Work to do — Pictures should be excluded; otherwise, copy every entry exactly.

═══

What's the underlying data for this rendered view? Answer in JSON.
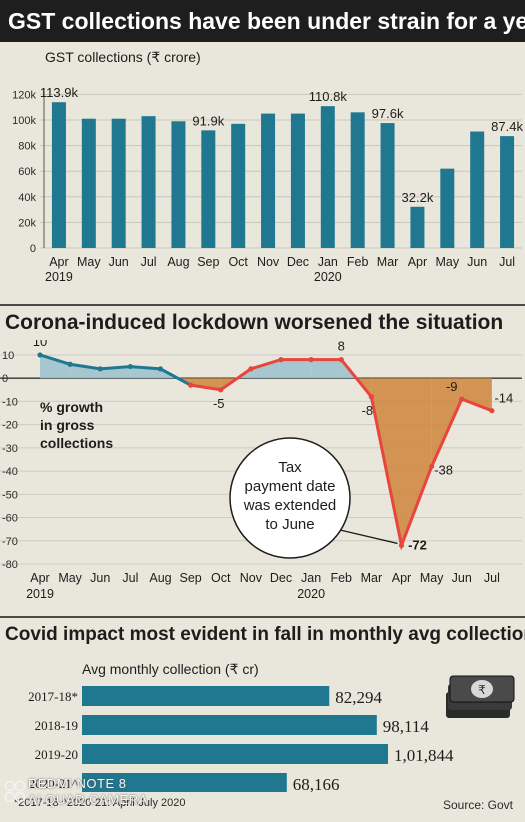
{
  "headers": {
    "banner": "GST collections have been under strain for a year",
    "lockdown": "Corona-induced lockdown worsened the situation",
    "covid": "Covid impact most evident in fall in monthly avg collection"
  },
  "colors": {
    "bar": "#1f7890",
    "line_pre": "#1f7890",
    "line_post": "#e8453c",
    "fill_pos": "#9ec3cd",
    "fill_neg": "#cf8a44"
  },
  "chart_data": [
    {
      "type": "bar",
      "subtitle": "GST collections (₹ crore)",
      "categories": [
        "Apr",
        "May",
        "Jun",
        "Jul",
        "Aug",
        "Sep",
        "Oct",
        "Nov",
        "Dec",
        "Jan",
        "Feb",
        "Mar",
        "Apr",
        "May",
        "Jun",
        "Jul"
      ],
      "year_labels": [
        {
          "index": 0,
          "text": "2019"
        },
        {
          "index": 9,
          "text": "2020"
        }
      ],
      "values": [
        113.9,
        101,
        101,
        103,
        99,
        91.9,
        97,
        105,
        105,
        110.8,
        106,
        97.6,
        32.2,
        62,
        91,
        87.4
      ],
      "data_labels": {
        "0": "113.9k",
        "5": "91.9k",
        "9": "110.8k",
        "11": "97.6k",
        "12": "32.2k",
        "15": "87.4k"
      },
      "yticks": [
        0,
        20,
        40,
        60,
        80,
        100,
        120
      ],
      "ytick_labels": [
        "0",
        "20k",
        "40k",
        "60k",
        "80k",
        "100k",
        "120k"
      ],
      "ylim": [
        0,
        125
      ]
    },
    {
      "type": "line",
      "categories": [
        "Apr",
        "May",
        "Jun",
        "Jul",
        "Aug",
        "Sep",
        "Oct",
        "Nov",
        "Dec",
        "Jan",
        "Feb",
        "Mar",
        "Apr",
        "May",
        "Jun",
        "Jul"
      ],
      "year_labels": [
        {
          "index": 0,
          "text": "2019"
        },
        {
          "index": 9,
          "text": "2020"
        }
      ],
      "values": [
        10,
        6,
        4,
        5,
        4,
        -3,
        -5,
        4,
        8,
        8,
        8,
        -8,
        -72,
        -38,
        -9,
        -14
      ],
      "data_labels": {
        "0": "10",
        "6": "-5",
        "10": "8",
        "11": "-8",
        "12": "-72",
        "13": "-38",
        "14": "-9",
        "15": "-14"
      },
      "yticks": [
        10,
        0,
        -10,
        -20,
        -30,
        -40,
        -50,
        -60,
        -70,
        -80
      ],
      "ytick_labels": [
        "10",
        "0",
        "-10",
        "-20",
        "-30",
        "-40",
        "-50",
        "-60",
        "-70",
        "-80"
      ],
      "ylim": [
        -80,
        13
      ],
      "annotation_lines": [
        "% growth",
        "in gross",
        "collections"
      ],
      "bubble_lines": [
        "Tax",
        "payment date",
        "was extended",
        "to June"
      ]
    },
    {
      "type": "bar",
      "orientation": "horizontal",
      "subtitle": "Avg monthly collection (₹ cr)",
      "categories": [
        "2017-18*",
        "2018-19",
        "2019-20",
        "2020-21^"
      ],
      "values": [
        82294,
        98114,
        101844,
        68166
      ],
      "value_labels": [
        "82,294",
        "98,114",
        "1,01,844",
        "68,166"
      ],
      "xlim": [
        0,
        101844
      ]
    }
  ],
  "footnote": "*2017-18  ^2020-21: April-July 2020",
  "source": "Source: Govt",
  "watermark": [
    "REDMI NOTE 8",
    "AI QUAD CAMERA"
  ]
}
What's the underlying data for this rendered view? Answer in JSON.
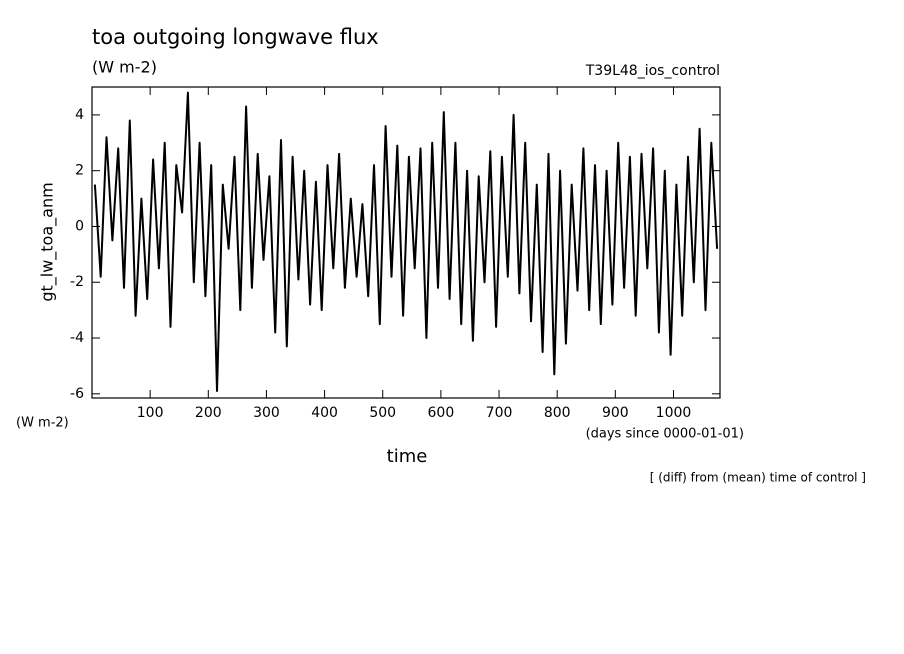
{
  "chart_data": {
    "type": "line",
    "title": "toa outgoing longwave flux",
    "subtitle": "(W m-2)",
    "annotation_right": "T39L48_ios_control",
    "y_label": "gt_lw_toa_anm",
    "y_units": "(W m-2)",
    "x_label": "time",
    "x_units": "(days since 0000-01-01)",
    "footnote": "[ (diff) from (mean) time of control ]",
    "x": [
      5,
      15,
      25,
      35,
      45,
      55,
      65,
      75,
      85,
      95,
      105,
      115,
      125,
      135,
      145,
      155,
      165,
      175,
      185,
      195,
      205,
      215,
      225,
      235,
      245,
      255,
      265,
      275,
      285,
      295,
      305,
      315,
      325,
      335,
      345,
      355,
      365,
      375,
      385,
      395,
      405,
      415,
      425,
      435,
      445,
      455,
      465,
      475,
      485,
      495,
      505,
      515,
      525,
      535,
      545,
      555,
      565,
      575,
      585,
      595,
      605,
      615,
      625,
      635,
      645,
      655,
      665,
      675,
      685,
      695,
      705,
      715,
      725,
      735,
      745,
      755,
      765,
      775,
      785,
      795,
      805,
      815,
      825,
      835,
      845,
      855,
      865,
      875,
      885,
      895,
      905,
      915,
      925,
      935,
      945,
      955,
      965,
      975,
      985,
      995,
      1005,
      1015,
      1025,
      1035,
      1045,
      1055,
      1065,
      1075
    ],
    "series": [
      {
        "name": "gt_lw_toa_anm",
        "color": "#000000",
        "values": [
          1.5,
          -1.8,
          3.2,
          -0.5,
          2.8,
          -2.2,
          3.8,
          -3.2,
          1.0,
          -2.6,
          2.4,
          -1.5,
          3.0,
          -3.6,
          2.2,
          0.5,
          4.8,
          -2.0,
          3.0,
          -2.5,
          2.2,
          -5.9,
          1.5,
          -0.8,
          2.5,
          -3.0,
          4.3,
          -2.2,
          2.6,
          -1.2,
          1.8,
          -3.8,
          3.1,
          -4.3,
          2.5,
          -1.9,
          2.0,
          -2.8,
          1.6,
          -3.0,
          2.2,
          -1.5,
          2.6,
          -2.2,
          1.0,
          -1.8,
          0.8,
          -2.5,
          2.2,
          -3.5,
          3.6,
          -1.8,
          2.9,
          -3.2,
          2.5,
          -1.5,
          2.8,
          -4.0,
          3.0,
          -2.2,
          4.1,
          -2.6,
          3.0,
          -3.5,
          2.0,
          -4.1,
          1.8,
          -2.0,
          2.7,
          -3.6,
          2.5,
          -1.8,
          4.0,
          -2.4,
          3.0,
          -3.4,
          1.5,
          -4.5,
          2.6,
          -5.3,
          2.0,
          -4.2,
          1.5,
          -2.3,
          2.8,
          -3.0,
          2.2,
          -3.5,
          2.0,
          -2.8,
          3.0,
          -2.2,
          2.5,
          -3.2,
          2.6,
          -1.5,
          2.8,
          -3.8,
          2.0,
          -4.6,
          1.5,
          -3.2,
          2.5,
          -2.0,
          3.5,
          -3.0,
          3.0,
          -0.8
        ]
      }
    ],
    "xlim": [
      0,
      1080
    ],
    "ylim": [
      -6.15,
      5
    ],
    "xticks": [
      100,
      200,
      300,
      400,
      500,
      600,
      700,
      800,
      900,
      1000
    ],
    "yticks": [
      -6,
      -4,
      -2,
      0,
      2,
      4
    ]
  }
}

═══

Right answer —
What's the underlying data for this rendered view? Answer in JSON.
{
  "headers": {
    "banner": "GST collections have been under strain for a year",
    "lockdown": "Corona-induced lockdown worsened the situation",
    "covid": "Covid impact most evident in fall in monthly avg collection"
  },
  "colors": {
    "bar": "#1f7890",
    "line_pre": "#1f7890",
    "line_post": "#e8453c",
    "fill_pos": "#9ec3cd",
    "fill_neg": "#cf8a44"
  },
  "chart_data": [
    {
      "type": "bar",
      "subtitle": "GST collections (₹ crore)",
      "categories": [
        "Apr",
        "May",
        "Jun",
        "Jul",
        "Aug",
        "Sep",
        "Oct",
        "Nov",
        "Dec",
        "Jan",
        "Feb",
        "Mar",
        "Apr",
        "May",
        "Jun",
        "Jul"
      ],
      "year_labels": [
        {
          "index": 0,
          "text": "2019"
        },
        {
          "index": 9,
          "text": "2020"
        }
      ],
      "values": [
        113.9,
        101,
        101,
        103,
        99,
        91.9,
        97,
        105,
        105,
        110.8,
        106,
        97.6,
        32.2,
        62,
        91,
        87.4
      ],
      "data_labels": {
        "0": "113.9k",
        "5": "91.9k",
        "9": "110.8k",
        "11": "97.6k",
        "12": "32.2k",
        "15": "87.4k"
      },
      "yticks": [
        0,
        20,
        40,
        60,
        80,
        100,
        120
      ],
      "ytick_labels": [
        "0",
        "20k",
        "40k",
        "60k",
        "80k",
        "100k",
        "120k"
      ],
      "ylim": [
        0,
        125
      ]
    },
    {
      "type": "line",
      "categories": [
        "Apr",
        "May",
        "Jun",
        "Jul",
        "Aug",
        "Sep",
        "Oct",
        "Nov",
        "Dec",
        "Jan",
        "Feb",
        "Mar",
        "Apr",
        "May",
        "Jun",
        "Jul"
      ],
      "year_labels": [
        {
          "index": 0,
          "text": "2019"
        },
        {
          "index": 9,
          "text": "2020"
        }
      ],
      "values": [
        10,
        6,
        4,
        5,
        4,
        -3,
        -5,
        4,
        8,
        8,
        8,
        -8,
        -72,
        -38,
        -9,
        -14
      ],
      "data_labels": {
        "0": "10",
        "6": "-5",
        "10": "8",
        "11": "-8",
        "12": "-72",
        "13": "-38",
        "14": "-9",
        "15": "-14"
      },
      "yticks": [
        10,
        0,
        -10,
        -20,
        -30,
        -40,
        -50,
        -60,
        -70,
        -80
      ],
      "ytick_labels": [
        "10",
        "0",
        "-10",
        "-20",
        "-30",
        "-40",
        "-50",
        "-60",
        "-70",
        "-80"
      ],
      "ylim": [
        -80,
        13
      ],
      "annotation_lines": [
        "% growth",
        "in gross",
        "collections"
      ],
      "bubble_lines": [
        "Tax",
        "payment date",
        "was extended",
        "to June"
      ]
    },
    {
      "type": "bar",
      "orientation": "horizontal",
      "subtitle": "Avg monthly collection (₹ cr)",
      "categories": [
        "2017-18*",
        "2018-19",
        "2019-20",
        "2020-21^"
      ],
      "values": [
        82294,
        98114,
        101844,
        68166
      ],
      "value_labels": [
        "82,294",
        "98,114",
        "1,01,844",
        "68,166"
      ],
      "xlim": [
        0,
        101844
      ]
    }
  ],
  "footnote": "*2017-18  ^2020-21: April-July 2020",
  "source": "Source: Govt",
  "watermark": [
    "REDMI NOTE 8",
    "AI QUAD CAMERA"
  ]
}
What's the underlying data for this rendered view? Answer in JSON.
{
  "chart_data": {
    "type": "line",
    "title": "toa outgoing longwave flux",
    "subtitle": "(W m-2)",
    "annotation_right": "T39L48_ios_control",
    "y_label": "gt_lw_toa_anm",
    "y_units": "(W m-2)",
    "x_label": "time",
    "x_units": "(days since 0000-01-01)",
    "footnote": "[ (diff) from (mean) time of control ]",
    "x": [
      5,
      15,
      25,
      35,
      45,
      55,
      65,
      75,
      85,
      95,
      105,
      115,
      125,
      135,
      145,
      155,
      165,
      175,
      185,
      195,
      205,
      215,
      225,
      235,
      245,
      255,
      265,
      275,
      285,
      295,
      305,
      315,
      325,
      335,
      345,
      355,
      365,
      375,
      385,
      395,
      405,
      415,
      425,
      435,
      445,
      455,
      465,
      475,
      485,
      495,
      505,
      515,
      525,
      535,
      545,
      555,
      565,
      575,
      585,
      595,
      605,
      615,
      625,
      635,
      645,
      655,
      665,
      675,
      685,
      695,
      705,
      715,
      725,
      735,
      745,
      755,
      765,
      775,
      785,
      795,
      805,
      815,
      825,
      835,
      845,
      855,
      865,
      875,
      885,
      895,
      905,
      915,
      925,
      935,
      945,
      955,
      965,
      975,
      985,
      995,
      1005,
      1015,
      1025,
      1035,
      1045,
      1055,
      1065,
      1075
    ],
    "series": [
      {
        "name": "gt_lw_toa_anm",
        "color": "#000000",
        "values": [
          1.5,
          -1.8,
          3.2,
          -0.5,
          2.8,
          -2.2,
          3.8,
          -3.2,
          1.0,
          -2.6,
          2.4,
          -1.5,
          3.0,
          -3.6,
          2.2,
          0.5,
          4.8,
          -2.0,
          3.0,
          -2.5,
          2.2,
          -5.9,
          1.5,
          -0.8,
          2.5,
          -3.0,
          4.3,
          -2.2,
          2.6,
          -1.2,
          1.8,
          -3.8,
          3.1,
          -4.3,
          2.5,
          -1.9,
          2.0,
          -2.8,
          1.6,
          -3.0,
          2.2,
          -1.5,
          2.6,
          -2.2,
          1.0,
          -1.8,
          0.8,
          -2.5,
          2.2,
          -3.5,
          3.6,
          -1.8,
          2.9,
          -3.2,
          2.5,
          -1.5,
          2.8,
          -4.0,
          3.0,
          -2.2,
          4.1,
          -2.6,
          3.0,
          -3.5,
          2.0,
          -4.1,
          1.8,
          -2.0,
          2.7,
          -3.6,
          2.5,
          -1.8,
          4.0,
          -2.4,
          3.0,
          -3.4,
          1.5,
          -4.5,
          2.6,
          -5.3,
          2.0,
          -4.2,
          1.5,
          -2.3,
          2.8,
          -3.0,
          2.2,
          -3.5,
          2.0,
          -2.8,
          3.0,
          -2.2,
          2.5,
          -3.2,
          2.6,
          -1.5,
          2.8,
          -3.8,
          2.0,
          -4.6,
          1.5,
          -3.2,
          2.5,
          -2.0,
          3.5,
          -3.0,
          3.0,
          -0.8
        ]
      }
    ],
    "xlim": [
      0,
      1080
    ],
    "ylim": [
      -6.15,
      5
    ],
    "xticks": [
      100,
      200,
      300,
      400,
      500,
      600,
      700,
      800,
      900,
      1000
    ],
    "yticks": [
      -6,
      -4,
      -2,
      0,
      2,
      4
    ]
  }
}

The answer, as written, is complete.